(Element boundary records)
## BEGIN
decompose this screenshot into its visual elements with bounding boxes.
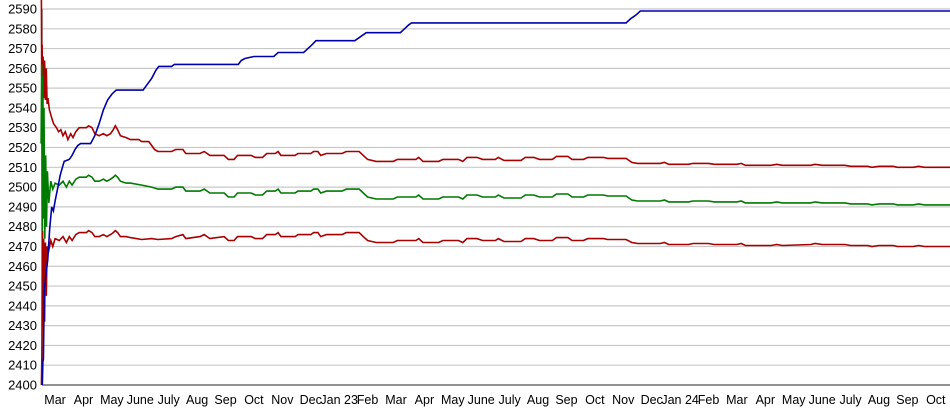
- x-tick-label: June: [468, 393, 495, 407]
- y-tick-label: 2490: [8, 199, 37, 214]
- green-series-line: [40, 64, 950, 239]
- x-tick-label: Aug: [868, 393, 890, 407]
- y-tick-label: 2510: [8, 160, 37, 175]
- x-tick-label: July: [839, 393, 862, 407]
- x-tick-label: May: [782, 393, 806, 407]
- y-tick-label: 2440: [8, 298, 37, 313]
- y-tick-label: 2430: [8, 318, 37, 333]
- y-tick-label: 2570: [8, 41, 37, 56]
- x-tick-label: May: [100, 393, 124, 407]
- blue-series-line: [41, 10, 950, 386]
- y-tick-label: 2590: [8, 2, 37, 17]
- x-tick-label: Jan 23: [320, 393, 358, 407]
- x-tick-label: Sep: [214, 393, 236, 407]
- x-tick-label: Sep: [555, 393, 577, 407]
- y-tick-label: 2470: [8, 239, 37, 254]
- x-tick-label: Oct: [926, 393, 946, 407]
- x-tick-label: Feb: [698, 393, 720, 407]
- y-tick-label: 2460: [8, 259, 37, 274]
- x-tick-label: Aug: [186, 393, 208, 407]
- x-tick-label: Oct: [244, 393, 264, 407]
- x-tick-label: Feb: [357, 393, 379, 407]
- x-tick-label: May: [441, 393, 465, 407]
- y-tick-label: 2540: [8, 100, 37, 115]
- y-tick-label: 2500: [8, 180, 37, 195]
- y-tick-label: 2420: [8, 338, 37, 353]
- y-tick-label: 2520: [8, 140, 37, 155]
- y-tick-label: 2450: [8, 279, 37, 294]
- x-tick-label: Dec: [300, 393, 322, 407]
- y-tick-label: 2400: [8, 378, 37, 393]
- x-tick-label: June: [127, 393, 154, 407]
- x-tick-label: Nov: [612, 393, 635, 407]
- x-tick-label: Oct: [585, 393, 605, 407]
- y-tick-label: 2410: [8, 358, 37, 373]
- x-tick-label: July: [499, 393, 522, 407]
- y-tick-label: 2550: [8, 81, 37, 96]
- x-tick-label: Nov: [271, 393, 294, 407]
- x-tick-label: July: [158, 393, 181, 407]
- x-tick-label: Mar: [44, 393, 66, 407]
- x-tick-label: Apr: [756, 393, 775, 407]
- y-tick-label: 2580: [8, 21, 37, 36]
- x-tick-label: Jan 24: [661, 393, 699, 407]
- x-tick-label: June: [809, 393, 836, 407]
- y-tick-label: 2480: [8, 219, 37, 234]
- x-tick-label: Dec: [641, 393, 663, 407]
- x-tick-label: Aug: [527, 393, 549, 407]
- x-tick-label: Apr: [415, 393, 434, 407]
- x-tick-label: Apr: [74, 393, 93, 407]
- y-tick-label: 2530: [8, 120, 37, 135]
- x-tick-label: Sep: [896, 393, 918, 407]
- x-tick-label: Mar: [385, 393, 407, 407]
- red-upper-series-line: [40, 0, 950, 169]
- x-tick-label: Mar: [726, 393, 748, 407]
- y-tick-label: 2560: [8, 61, 37, 76]
- red-lower-series-line: [40, 229, 950, 386]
## END
◆ WHAT IS NEEDED ◆
Please convert every line of the data above into a JSON list of strings, one string per line, skipping blank lines and leaving out the pictures.

◆ TASK RESULT ◆
[
  "decompose this screenshot into its visual elements with bounding boxes.",
  "- x-tick-label: June: [468, 393, 495, 407]",
  "- y-tick-label: 2490: [8, 199, 37, 214]",
  "- green-series-line: [40, 64, 950, 239]",
  "- x-tick-label: Aug: [868, 393, 890, 407]",
  "- y-tick-label: 2510: [8, 160, 37, 175]",
  "- x-tick-label: July: [839, 393, 862, 407]",
  "- x-tick-label: May: [782, 393, 806, 407]",
  "- y-tick-label: 2440: [8, 298, 37, 313]",
  "- y-tick-label: 2430: [8, 318, 37, 333]",
  "- y-tick-label: 2570: [8, 41, 37, 56]",
  "- x-tick-label: May: [100, 393, 124, 407]",
  "- blue-series-line: [41, 10, 950, 386]",
  "- y-tick-label: 2590: [8, 2, 37, 17]",
  "- x-tick-label: Jan 23: [320, 393, 358, 407]",
  "- x-tick-label: Sep: [214, 393, 236, 407]",
  "- x-tick-label: Sep: [555, 393, 577, 407]",
  "- y-tick-label: 2470: [8, 239, 37, 254]",
  "- x-tick-label: Oct: [926, 393, 946, 407]",
  "- x-tick-label: Feb: [698, 393, 720, 407]",
  "- y-tick-label: 2460: [8, 259, 37, 274]",
  "- x-tick-label: Aug: [186, 393, 208, 407]",
  "- x-tick-label: Oct: [244, 393, 264, 407]",
  "- x-tick-label: Feb: [357, 393, 379, 407]",
  "- x-tick-label: May: [441, 393, 465, 407]",
  "- y-tick-label: 2540: [8, 100, 37, 115]",
  "- y-tick-label: 2500: [8, 180, 37, 195]",
  "- y-tick-label: 2420: [8, 338, 37, 353]",
  "- y-tick-label: 2520: [8, 140, 37, 155]",
  "- y-tick-label: 2450: [8, 279, 37, 294]",
  "- x-tick-label: Dec: [300, 393, 322, 407]",
  "- y-tick-label: 2400: [8, 378, 37, 393]",
  "- x-tick-label: June: [127, 393, 154, 407]",
  "- x-tick-label: Nov: [612, 393, 635, 407]",
  "- x-tick-label: Oct: [585, 393, 605, 407]",
  "- y-tick-label: 2410: [8, 358, 37, 373]",
  "- x-tick-label: July: [499, 393, 522, 407]",
  "- y-tick-label: 2550: [8, 81, 37, 96]",
  "- x-tick-label: Nov: [271, 393, 294, 407]",
  "- x-tick-label: July: [158, 393, 181, 407]",
  "- x-tick-label: Mar: [44, 393, 66, 407]",
  "- x-tick-label: Apr: [756, 393, 775, 407]",
  "- y-tick-label: 2580: [8, 21, 37, 36]",
  "- x-tick-label: Jan 24: [661, 393, 699, 407]",
  "- x-tick-label: June: [809, 393, 836, 407]",
  "- y-tick-label: 2480: [8, 219, 37, 234]",
  "- x-tick-label: Dec: [641, 393, 663, 407]",
  "- x-tick-label: Aug: [527, 393, 549, 407]",
  "- x-tick-label: Apr: [415, 393, 434, 407]",
  "- x-tick-label: Apr: [74, 393, 93, 407]",
  "- y-tick-label: 2530: [8, 120, 37, 135]",
  "- x-tick-label: Sep: [896, 393, 918, 407]",
  "- x-tick-label: Mar: [385, 393, 407, 407]",
  "- red-upper-series-line: [40, 0, 950, 169]",
  "- x-tick-label: Mar: [726, 393, 748, 407]",
  "- y-tick-label: 2560: [8, 61, 37, 76]",
  "- red-lower-series-line: [40, 229, 950, 386]"
]